::: DATA PROVIDED

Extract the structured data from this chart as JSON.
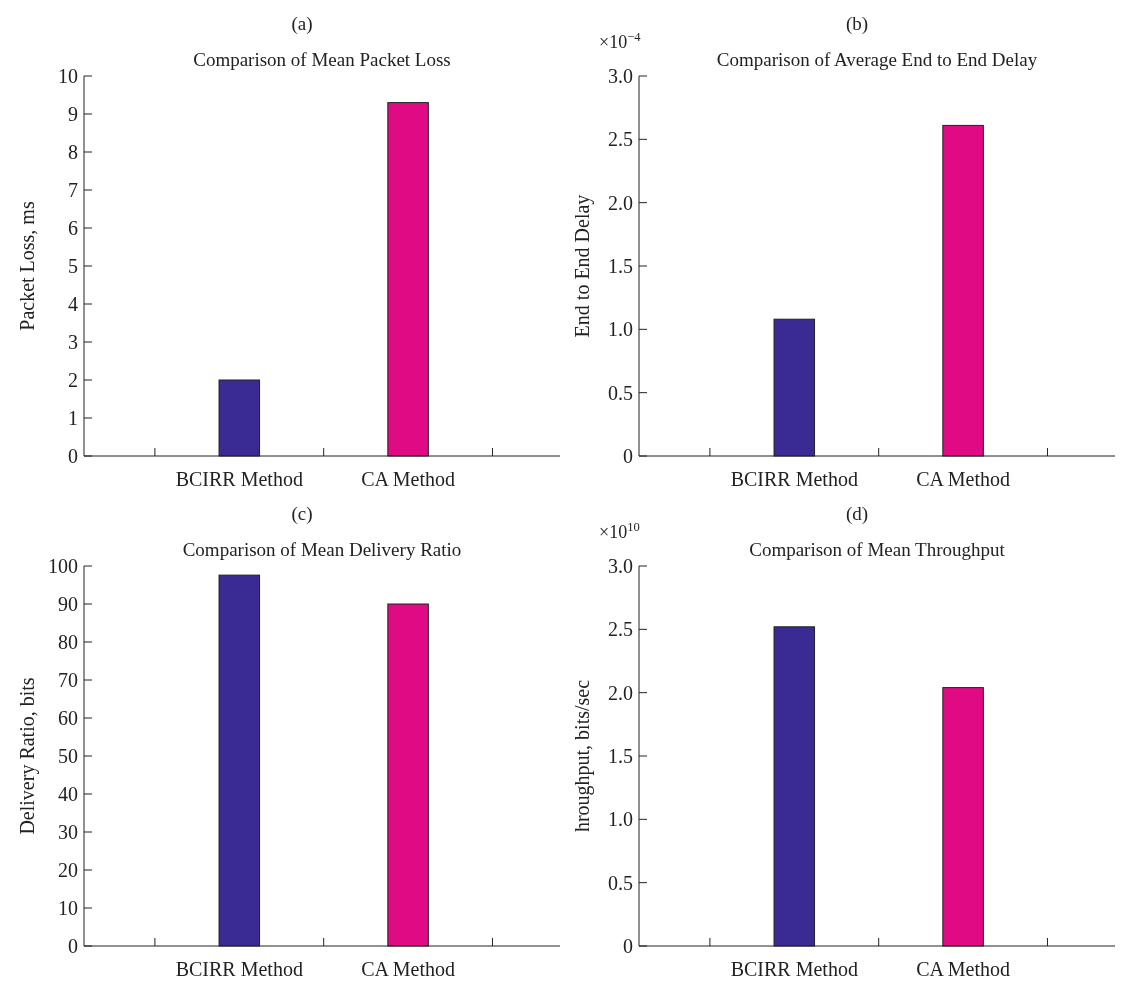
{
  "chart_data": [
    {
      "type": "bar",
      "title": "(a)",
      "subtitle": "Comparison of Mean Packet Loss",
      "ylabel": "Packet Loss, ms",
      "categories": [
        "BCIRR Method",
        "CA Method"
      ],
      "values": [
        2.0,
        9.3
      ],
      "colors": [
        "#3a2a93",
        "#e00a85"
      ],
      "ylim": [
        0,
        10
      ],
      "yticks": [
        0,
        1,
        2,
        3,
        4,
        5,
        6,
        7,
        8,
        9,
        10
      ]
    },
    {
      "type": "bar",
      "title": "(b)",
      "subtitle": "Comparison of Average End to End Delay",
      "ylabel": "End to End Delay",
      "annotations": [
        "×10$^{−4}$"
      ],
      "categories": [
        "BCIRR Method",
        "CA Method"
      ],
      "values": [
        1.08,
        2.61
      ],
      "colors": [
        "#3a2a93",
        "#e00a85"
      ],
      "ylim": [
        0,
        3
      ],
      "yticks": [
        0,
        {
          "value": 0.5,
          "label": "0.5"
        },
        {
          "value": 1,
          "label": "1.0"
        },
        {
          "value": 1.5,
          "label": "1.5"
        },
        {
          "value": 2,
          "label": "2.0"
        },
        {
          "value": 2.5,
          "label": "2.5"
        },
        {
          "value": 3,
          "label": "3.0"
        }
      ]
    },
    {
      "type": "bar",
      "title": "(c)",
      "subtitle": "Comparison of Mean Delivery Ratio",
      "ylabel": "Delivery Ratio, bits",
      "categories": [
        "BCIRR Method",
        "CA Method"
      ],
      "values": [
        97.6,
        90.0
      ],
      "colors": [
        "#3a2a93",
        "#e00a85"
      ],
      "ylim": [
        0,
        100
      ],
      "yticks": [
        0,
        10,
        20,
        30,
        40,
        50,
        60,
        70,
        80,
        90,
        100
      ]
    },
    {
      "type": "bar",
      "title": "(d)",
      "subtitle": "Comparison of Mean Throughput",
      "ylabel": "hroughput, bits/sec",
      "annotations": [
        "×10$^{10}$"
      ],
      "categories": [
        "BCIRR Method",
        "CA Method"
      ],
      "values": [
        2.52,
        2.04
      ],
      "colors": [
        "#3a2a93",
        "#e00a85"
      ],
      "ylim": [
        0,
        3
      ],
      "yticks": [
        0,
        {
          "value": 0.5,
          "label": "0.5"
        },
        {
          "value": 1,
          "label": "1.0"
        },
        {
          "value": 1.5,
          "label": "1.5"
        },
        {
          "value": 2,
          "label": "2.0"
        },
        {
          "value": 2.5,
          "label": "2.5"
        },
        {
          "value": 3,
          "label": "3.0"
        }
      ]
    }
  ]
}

::::::
::: DATA PROVIDED

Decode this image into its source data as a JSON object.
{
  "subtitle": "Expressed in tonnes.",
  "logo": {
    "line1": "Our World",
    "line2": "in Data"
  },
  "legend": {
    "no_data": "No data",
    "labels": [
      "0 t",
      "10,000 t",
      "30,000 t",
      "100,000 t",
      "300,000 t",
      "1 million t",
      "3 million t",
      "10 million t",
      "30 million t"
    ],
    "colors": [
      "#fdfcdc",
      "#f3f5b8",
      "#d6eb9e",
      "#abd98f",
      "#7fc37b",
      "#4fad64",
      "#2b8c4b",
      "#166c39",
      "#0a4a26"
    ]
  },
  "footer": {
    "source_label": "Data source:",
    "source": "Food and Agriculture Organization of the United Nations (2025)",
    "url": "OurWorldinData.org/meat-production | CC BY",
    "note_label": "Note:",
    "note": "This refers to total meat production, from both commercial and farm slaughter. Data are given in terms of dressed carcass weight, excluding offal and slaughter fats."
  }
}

::::::
::: DATA PROVIDED

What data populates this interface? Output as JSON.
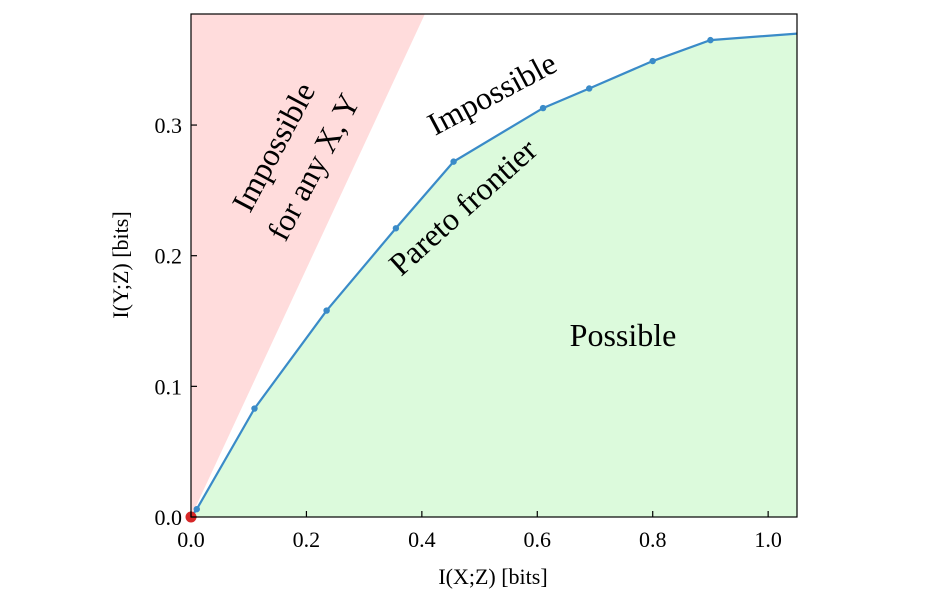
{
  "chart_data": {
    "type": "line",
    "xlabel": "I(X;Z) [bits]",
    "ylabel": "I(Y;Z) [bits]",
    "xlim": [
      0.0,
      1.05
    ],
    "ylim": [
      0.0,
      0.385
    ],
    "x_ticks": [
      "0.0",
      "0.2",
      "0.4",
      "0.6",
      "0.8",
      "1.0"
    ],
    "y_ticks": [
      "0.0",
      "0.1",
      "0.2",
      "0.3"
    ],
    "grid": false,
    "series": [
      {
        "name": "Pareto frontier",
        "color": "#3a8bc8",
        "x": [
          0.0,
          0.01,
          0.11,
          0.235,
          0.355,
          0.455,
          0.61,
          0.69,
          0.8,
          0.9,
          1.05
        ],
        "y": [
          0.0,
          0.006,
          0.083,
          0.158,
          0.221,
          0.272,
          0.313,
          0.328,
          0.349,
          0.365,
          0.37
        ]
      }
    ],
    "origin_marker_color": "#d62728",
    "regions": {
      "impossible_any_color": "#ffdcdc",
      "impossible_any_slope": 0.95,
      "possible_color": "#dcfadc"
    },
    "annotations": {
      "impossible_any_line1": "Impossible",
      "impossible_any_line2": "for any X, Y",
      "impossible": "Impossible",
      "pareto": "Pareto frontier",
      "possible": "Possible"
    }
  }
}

::::::

» **EXERCISE PROMPT**
Copy all lines from the material that include "million".

» **ANSWER FOR THE TASK**
      "1 million t",
      "3 million t",
      "10 million t",
      "30 million t"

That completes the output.